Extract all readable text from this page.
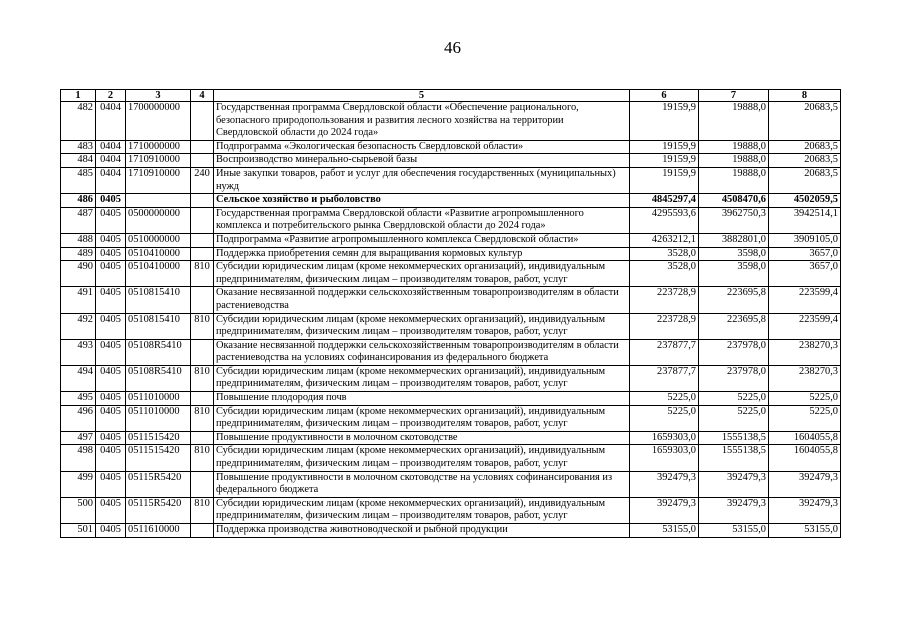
46
1	2	3	4	5	6	7	8
482	0404	1700000000		Государственная программа Свердловской области «Обеспечение рационального, безопасного природопользования и развития лесного хозяйства на территории Свердловской области до 2024 года»	19159,9	19888,0	20683,5
483	0404	1710000000		Подпрограмма «Экологическая безопасность Свердловской области»	19159,9	19888,0	20683,5
484	0404	1710910000		Воспроизводство минерально-сырьевой базы	19159,9	19888,0	20683,5
485	0404	1710910000	240	Иные закупки товаров, работ и услуг для обеспечения государственных (муниципальных) нужд	19159,9	19888,0	20683,5
486	0405			Сельское хозяйство и рыболовство	4845297,4	4508470,6	4502059,5
487	0405	0500000000		Государственная программа Свердловской области «Развитие агропромышленного комплекса и потребительского рынка Свердловской области до 2024 года»	4295593,6	3962750,3	3942514,1
488	0405	0510000000		Подпрограмма «Развитие агропромышленного комплекса Свердловской области»	4263212,1	3882801,0	3909105,0
489	0405	0510410000		Поддержка приобретения семян для выращивания кормовых культур	3528,0	3598,0	3657,0
490	0405	0510410000	810	Субсидии юридическим лицам (кроме некоммерческих организаций), индивидуальным предпринимателям, физическим лицам – производителям товаров, работ, услуг	3528,0	3598,0	3657,0
491	0405	0510815410		Оказание несвязанной поддержки сельскохозяйственным товаропроизводителям в области растениеводства	223728,9	223695,8	223599,4
492	0405	0510815410	810	Субсидии юридическим лицам (кроме некоммерческих организаций), индивидуальным предпринимателям, физическим лицам – производителям товаров, работ, услуг	223728,9	223695,8	223599,4
493	0405	05108R5410		Оказание несвязанной поддержки сельскохозяйственным товаропроизводителям в области растениеводства на условиях софинансирования из федерального бюджета	237877,7	237978,0	238270,3
494	0405	05108R5410	810	Субсидии юридическим лицам (кроме некоммерческих организаций), индивидуальным предпринимателям, физическим лицам – производителям товаров, работ, услуг	237877,7	237978,0	238270,3
495	0405	0511010000		Повышение плодородия почв	5225,0	5225,0	5225,0
496	0405	0511010000	810	Субсидии юридическим лицам (кроме некоммерческих организаций), индивидуальным предпринимателям, физическим лицам – производителям товаров, работ, услуг	5225,0	5225,0	5225,0
497	0405	0511515420		Повышение продуктивности в молочном скотоводстве	1659303,0	1555138,5	1604055,8
498	0405	0511515420	810	Субсидии юридическим лицам (кроме некоммерческих организаций), индивидуальным предпринимателям, физическим лицам – производителям товаров, работ, услуг	1659303,0	1555138,5	1604055,8
499	0405	05115R5420		Повышение продуктивности в молочном скотоводстве на условиях софинансирования из федерального бюджета	392479,3	392479,3	392479,3
500	0405	05115R5420	810	Субсидии юридическим лицам (кроме некоммерческих организаций), индивидуальным предпринимателям, физическим лицам – производителям товаров, работ, услуг	392479,3	392479,3	392479,3
501	0405	0511610000		Поддержка производства животноводческой и рыбной продукции	53155,0	53155,0	53155,0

- - -

GOAL: Among the entries above, how many lines hold the string "растениеводства"? Give the number by itself.

CORRECT RESPONSE: 2